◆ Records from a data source
———

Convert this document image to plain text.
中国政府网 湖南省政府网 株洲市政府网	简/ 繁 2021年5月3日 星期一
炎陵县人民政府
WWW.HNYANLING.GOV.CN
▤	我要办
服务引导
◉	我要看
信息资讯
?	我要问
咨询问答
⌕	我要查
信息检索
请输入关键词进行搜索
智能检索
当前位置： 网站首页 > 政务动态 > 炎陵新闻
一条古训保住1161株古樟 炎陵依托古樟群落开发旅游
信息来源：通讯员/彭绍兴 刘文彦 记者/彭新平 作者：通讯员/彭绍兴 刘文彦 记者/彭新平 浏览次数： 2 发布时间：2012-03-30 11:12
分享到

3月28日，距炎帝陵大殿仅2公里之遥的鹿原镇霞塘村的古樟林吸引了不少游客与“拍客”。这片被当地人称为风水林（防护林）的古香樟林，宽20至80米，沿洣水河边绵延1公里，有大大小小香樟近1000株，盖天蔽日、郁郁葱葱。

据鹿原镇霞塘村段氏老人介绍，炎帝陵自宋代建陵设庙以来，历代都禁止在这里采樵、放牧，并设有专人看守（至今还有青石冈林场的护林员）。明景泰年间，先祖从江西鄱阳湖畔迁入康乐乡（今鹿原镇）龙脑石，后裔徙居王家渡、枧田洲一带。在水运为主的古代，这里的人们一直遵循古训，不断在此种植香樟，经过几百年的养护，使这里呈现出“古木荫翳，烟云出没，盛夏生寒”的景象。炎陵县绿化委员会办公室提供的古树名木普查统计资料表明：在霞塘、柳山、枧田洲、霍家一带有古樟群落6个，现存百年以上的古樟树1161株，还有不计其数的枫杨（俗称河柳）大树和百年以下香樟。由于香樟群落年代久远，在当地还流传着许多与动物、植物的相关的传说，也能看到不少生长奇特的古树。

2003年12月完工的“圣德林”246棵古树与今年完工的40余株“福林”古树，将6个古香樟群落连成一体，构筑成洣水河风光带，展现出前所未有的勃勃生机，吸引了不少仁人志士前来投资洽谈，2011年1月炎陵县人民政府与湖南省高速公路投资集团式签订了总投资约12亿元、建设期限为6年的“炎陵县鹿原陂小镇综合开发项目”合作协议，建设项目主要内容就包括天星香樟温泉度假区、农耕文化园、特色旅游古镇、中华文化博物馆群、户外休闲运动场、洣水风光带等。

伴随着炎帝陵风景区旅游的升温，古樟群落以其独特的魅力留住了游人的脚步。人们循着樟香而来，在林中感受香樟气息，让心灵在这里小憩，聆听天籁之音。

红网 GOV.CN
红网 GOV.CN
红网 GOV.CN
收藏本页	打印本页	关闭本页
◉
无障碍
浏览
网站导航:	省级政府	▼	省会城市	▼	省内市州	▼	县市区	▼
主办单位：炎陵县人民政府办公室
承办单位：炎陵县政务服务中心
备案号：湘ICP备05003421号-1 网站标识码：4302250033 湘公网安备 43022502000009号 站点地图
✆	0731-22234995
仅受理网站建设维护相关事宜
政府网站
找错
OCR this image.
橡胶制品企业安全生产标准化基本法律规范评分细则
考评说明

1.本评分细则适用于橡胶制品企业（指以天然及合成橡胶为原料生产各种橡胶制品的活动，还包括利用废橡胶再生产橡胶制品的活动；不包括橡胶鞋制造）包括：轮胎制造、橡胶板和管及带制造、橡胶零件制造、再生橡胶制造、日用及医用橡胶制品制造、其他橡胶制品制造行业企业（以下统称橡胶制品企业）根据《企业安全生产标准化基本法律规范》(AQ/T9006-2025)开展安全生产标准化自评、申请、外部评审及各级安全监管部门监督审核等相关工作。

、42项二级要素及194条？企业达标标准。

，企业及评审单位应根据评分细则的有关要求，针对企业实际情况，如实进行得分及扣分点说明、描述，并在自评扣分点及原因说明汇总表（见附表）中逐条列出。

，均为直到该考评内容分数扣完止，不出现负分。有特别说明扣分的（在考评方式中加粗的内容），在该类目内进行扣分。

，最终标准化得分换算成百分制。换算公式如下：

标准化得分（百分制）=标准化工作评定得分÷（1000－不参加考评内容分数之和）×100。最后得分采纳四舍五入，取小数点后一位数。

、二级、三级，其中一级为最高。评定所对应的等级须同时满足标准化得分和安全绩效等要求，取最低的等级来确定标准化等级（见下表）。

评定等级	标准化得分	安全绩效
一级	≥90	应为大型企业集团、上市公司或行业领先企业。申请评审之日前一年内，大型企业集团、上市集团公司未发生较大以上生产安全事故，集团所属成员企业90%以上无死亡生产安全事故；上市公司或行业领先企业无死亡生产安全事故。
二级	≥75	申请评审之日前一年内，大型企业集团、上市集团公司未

———

◆ The task
Keep only those lines of the records that hold "申请评审之日前一年内", and return them.

◆ Response
一级	≥90	应为大型企业集团、上市公司或行业领先企业。申请评审之日前一年内，大型企业集团、上市集团公司未发生较大以上生产安全事故，集团所属成员企业90%以上无死亡生产安全事故；上市公司或行业领先企业无死亡生产安全事故。
二级	≥75	申请评审之日前一年内，大型企业集团、上市集团公司未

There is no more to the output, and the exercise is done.